| Request |
From the entries below, copy every line that holds the word "Pfund".

| Stored records |
****************
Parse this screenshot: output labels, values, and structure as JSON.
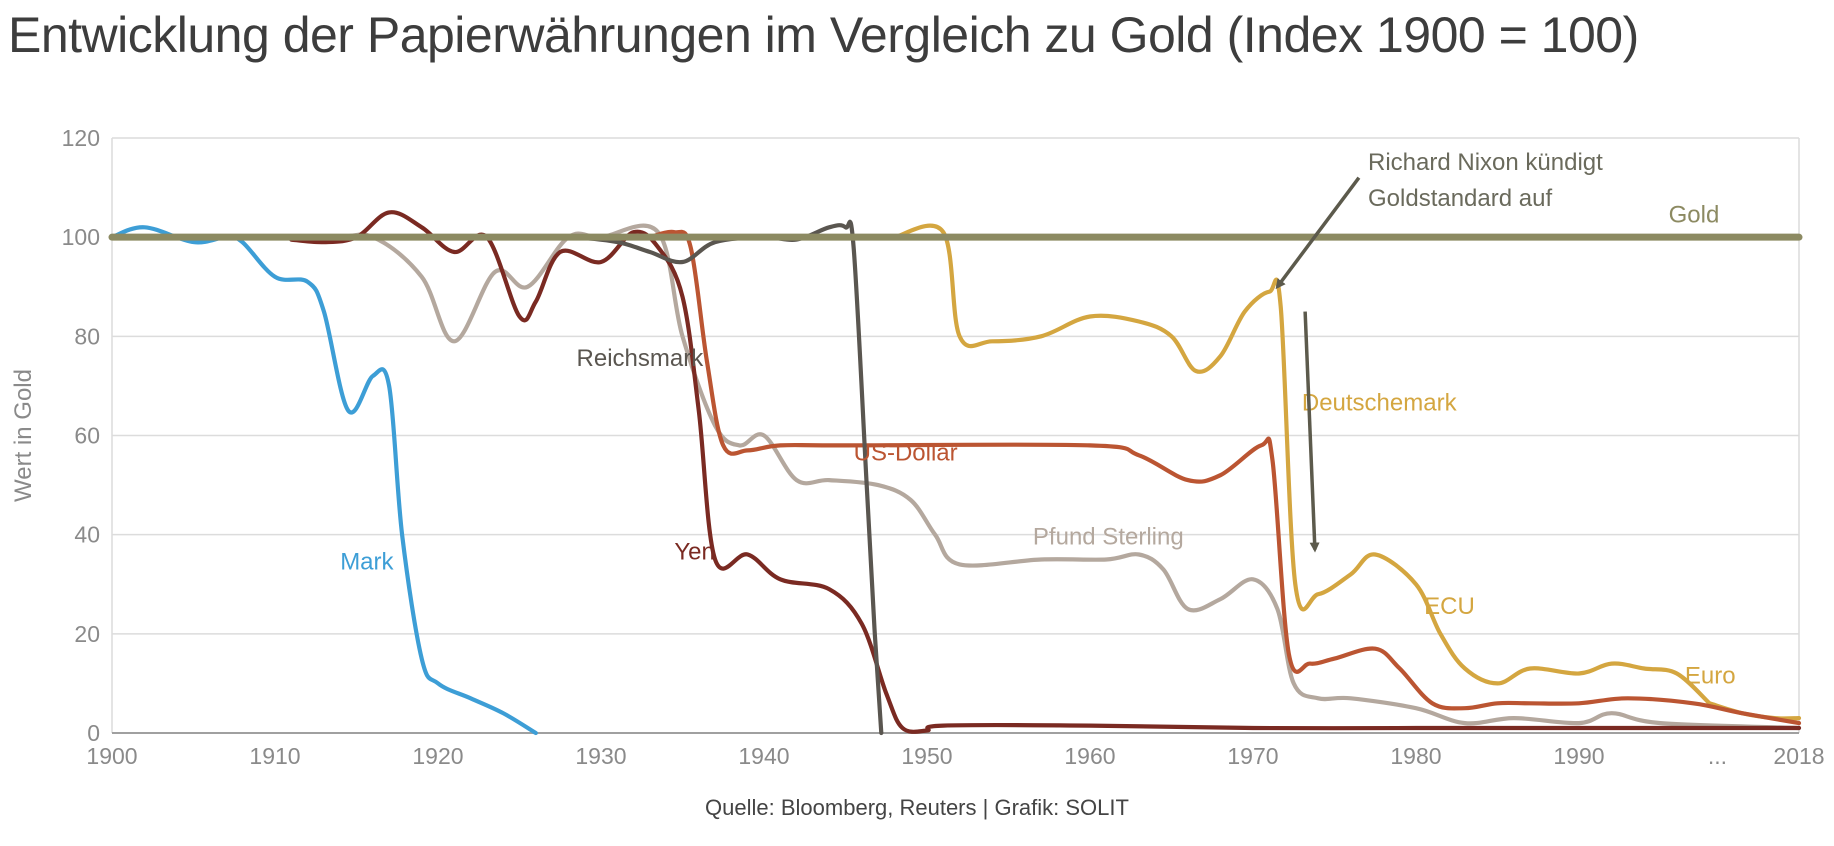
{
  "title": "Entwicklung der Papierwährungen im Vergleich zu Gold (Index 1900 = 100)",
  "source": "Quelle: Bloomberg, Reuters | Grafik: SOLIT",
  "chart_data": {
    "type": "line",
    "title": "Entwicklung der Papierwährungen im Vergleich zu Gold (Index 1900 = 100)",
    "xlabel": "",
    "ylabel": "Wert in Gold",
    "ylim": [
      0,
      120
    ],
    "xlim": [
      1900,
      2003.5
    ],
    "grid": true,
    "x_ticks": [
      {
        "value": 1900,
        "label": "1900"
      },
      {
        "value": 1910,
        "label": "1910"
      },
      {
        "value": 1920,
        "label": "1920"
      },
      {
        "value": 1930,
        "label": "1930"
      },
      {
        "value": 1940,
        "label": "1940"
      },
      {
        "value": 1950,
        "label": "1950"
      },
      {
        "value": 1960,
        "label": "1960"
      },
      {
        "value": 1970,
        "label": "1970"
      },
      {
        "value": 1980,
        "label": "1980"
      },
      {
        "value": 1990,
        "label": "1990"
      },
      {
        "value": 1998.5,
        "label": "..."
      },
      {
        "value": 2003.5,
        "label": "2018"
      }
    ],
    "y_ticks": [
      {
        "value": 0,
        "label": "0"
      },
      {
        "value": 20,
        "label": "20"
      },
      {
        "value": 40,
        "label": "40"
      },
      {
        "value": 60,
        "label": "60"
      },
      {
        "value": 80,
        "label": "80"
      },
      {
        "value": 100,
        "label": "100"
      },
      {
        "value": 120,
        "label": "120"
      }
    ],
    "series": [
      {
        "name": "Gold",
        "label": "Gold",
        "color": "#8c8a62",
        "label_at": [
          1995.5,
          103
        ],
        "points": [
          [
            1900,
            100
          ],
          [
            2003.5,
            100
          ]
        ]
      },
      {
        "name": "Reichsmark",
        "label": "Reichsmark",
        "color": "#5a5650",
        "label_at": [
          1928.5,
          74
        ],
        "points": [
          [
            1924,
            100
          ],
          [
            1928,
            100
          ],
          [
            1931,
            99
          ],
          [
            1933,
            97
          ],
          [
            1935,
            95
          ],
          [
            1937,
            99
          ],
          [
            1940,
            100
          ],
          [
            1942,
            99.5
          ],
          [
            1944,
            102
          ],
          [
            1945,
            102
          ],
          [
            1945.5,
            98
          ],
          [
            1946.3,
            50
          ],
          [
            1946.8,
            20
          ],
          [
            1947.2,
            0
          ]
        ]
      },
      {
        "name": "Yen",
        "label": "Yen",
        "color": "#7a2a22",
        "label_at": [
          1934.5,
          35
        ],
        "points": [
          [
            1911,
            99.5
          ],
          [
            1913,
            99
          ],
          [
            1915,
            100
          ],
          [
            1917,
            105
          ],
          [
            1919,
            102
          ],
          [
            1921,
            97
          ],
          [
            1923,
            100
          ],
          [
            1925,
            84
          ],
          [
            1926,
            87
          ],
          [
            1927.5,
            97
          ],
          [
            1930,
            95
          ],
          [
            1932,
            101
          ],
          [
            1933.5,
            98
          ],
          [
            1935,
            88
          ],
          [
            1936,
            65
          ],
          [
            1937,
            35
          ],
          [
            1939,
            36
          ],
          [
            1941,
            31
          ],
          [
            1944,
            29
          ],
          [
            1946,
            22
          ],
          [
            1947.5,
            8
          ],
          [
            1948.5,
            1
          ],
          [
            1950,
            0.5
          ],
          [
            1951,
            1.5
          ],
          [
            1960,
            1.5
          ],
          [
            1970,
            1
          ],
          [
            1980,
            1
          ],
          [
            1990,
            1
          ],
          [
            2003.5,
            1
          ]
        ]
      },
      {
        "name": "US-Dollar",
        "label": "US-Dollar",
        "color": "#bb5532",
        "label_at": [
          1945.5,
          55
        ],
        "points": [
          [
            1933,
            100
          ],
          [
            1934.5,
            101
          ],
          [
            1935.5,
            98
          ],
          [
            1936.5,
            75
          ],
          [
            1937.5,
            58
          ],
          [
            1939,
            57
          ],
          [
            1941,
            58
          ],
          [
            1945,
            58
          ],
          [
            1960,
            58
          ],
          [
            1963,
            56
          ],
          [
            1966,
            51
          ],
          [
            1968,
            52
          ],
          [
            1970.5,
            58
          ],
          [
            1971.2,
            55
          ],
          [
            1972.2,
            16
          ],
          [
            1973.5,
            14
          ],
          [
            1975,
            15
          ],
          [
            1977.5,
            17
          ],
          [
            1979,
            13
          ],
          [
            1981,
            6
          ],
          [
            1983,
            5
          ],
          [
            1985,
            6
          ],
          [
            1987,
            6
          ],
          [
            1990,
            6
          ],
          [
            1993,
            7
          ],
          [
            1997,
            6
          ],
          [
            2000,
            4
          ],
          [
            2003.5,
            2
          ]
        ]
      },
      {
        "name": "Pfund Sterling",
        "label": "Pfund Sterling",
        "color": "#b4a89e",
        "label_at": [
          1956.5,
          38
        ],
        "points": [
          [
            1900,
            100
          ],
          [
            1913,
            100
          ],
          [
            1916,
            100
          ],
          [
            1919,
            92
          ],
          [
            1921,
            79
          ],
          [
            1923.5,
            93
          ],
          [
            1925.5,
            90
          ],
          [
            1928,
            100
          ],
          [
            1930,
            100
          ],
          [
            1933.5,
            101
          ],
          [
            1935,
            80
          ],
          [
            1937,
            62
          ],
          [
            1938.5,
            58
          ],
          [
            1940,
            60
          ],
          [
            1942,
            51
          ],
          [
            1944,
            51
          ],
          [
            1947,
            50
          ],
          [
            1949,
            47
          ],
          [
            1950.5,
            40
          ],
          [
            1952,
            34
          ],
          [
            1957,
            35
          ],
          [
            1961,
            35
          ],
          [
            1963,
            36
          ],
          [
            1964.5,
            33
          ],
          [
            1966,
            25
          ],
          [
            1968,
            27
          ],
          [
            1970,
            31
          ],
          [
            1971.5,
            25
          ],
          [
            1972.5,
            10
          ],
          [
            1974,
            7
          ],
          [
            1976,
            7
          ],
          [
            1980,
            5
          ],
          [
            1983,
            2
          ],
          [
            1986,
            3
          ],
          [
            1990,
            2
          ],
          [
            1992,
            4
          ],
          [
            1995,
            2
          ],
          [
            2003.5,
            1
          ]
        ]
      },
      {
        "name": "Deutschemark",
        "label": "Deutschemark",
        "color": "#d4a640",
        "label_at": [
          1973,
          65
        ],
        "points": [
          [
            1948,
            100
          ],
          [
            1951,
            101
          ],
          [
            1952,
            80
          ],
          [
            1954,
            79
          ],
          [
            1957,
            80
          ],
          [
            1960,
            84
          ],
          [
            1963,
            83
          ],
          [
            1965,
            80
          ],
          [
            1966.5,
            73
          ],
          [
            1968,
            76
          ],
          [
            1969.5,
            85
          ],
          [
            1971,
            89
          ],
          [
            1971.7,
            86
          ],
          [
            1972.6,
            30
          ],
          [
            1974,
            28
          ],
          [
            1976,
            32
          ],
          [
            1977.5,
            36
          ],
          [
            1980,
            30
          ],
          [
            1981.5,
            20
          ],
          [
            1983,
            13
          ],
          [
            1985,
            10
          ],
          [
            1987,
            13
          ],
          [
            1990,
            12
          ],
          [
            1992,
            14
          ],
          [
            1994,
            13
          ],
          [
            1996,
            12
          ],
          [
            1998,
            6
          ]
        ]
      },
      {
        "name": "ECU",
        "label": "ECU",
        "color": "#d4a640",
        "label_at": [
          1980.5,
          24
        ],
        "points": []
      },
      {
        "name": "Euro",
        "label": "Euro",
        "color": "#d4a640",
        "label_at": [
          1996.5,
          10
        ],
        "points": [
          [
            1998,
            6
          ],
          [
            2000,
            4
          ],
          [
            2002,
            3
          ],
          [
            2003.5,
            3
          ]
        ]
      },
      {
        "name": "Mark",
        "label": "Mark",
        "color": "#3d9ed6",
        "label_at": [
          1914,
          33
        ],
        "points": [
          [
            1900,
            100
          ],
          [
            1902,
            102
          ],
          [
            1905,
            99
          ],
          [
            1907,
            100
          ],
          [
            1908,
            99
          ],
          [
            1910,
            92
          ],
          [
            1912,
            91
          ],
          [
            1913,
            85
          ],
          [
            1914.5,
            65
          ],
          [
            1916,
            72
          ],
          [
            1917,
            70
          ],
          [
            1917.8,
            40
          ],
          [
            1919,
            15
          ],
          [
            1920,
            10
          ],
          [
            1922,
            7
          ],
          [
            1924,
            4
          ],
          [
            1926,
            0
          ]
        ]
      }
    ],
    "annotations": [
      {
        "text": [
          "Richard Nixon kündigt",
          "Goldstandard auf"
        ],
        "anchor": [
          1971.5,
          90
        ],
        "from": [
          1976.5,
          112
        ]
      },
      {
        "text": [],
        "anchor": [
          1973.8,
          37
        ],
        "from": [
          1973.2,
          85
        ]
      }
    ]
  }
}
****************
| Expected output |
        "name": "Pfund Sterling",
        "label": "Pfund Sterling",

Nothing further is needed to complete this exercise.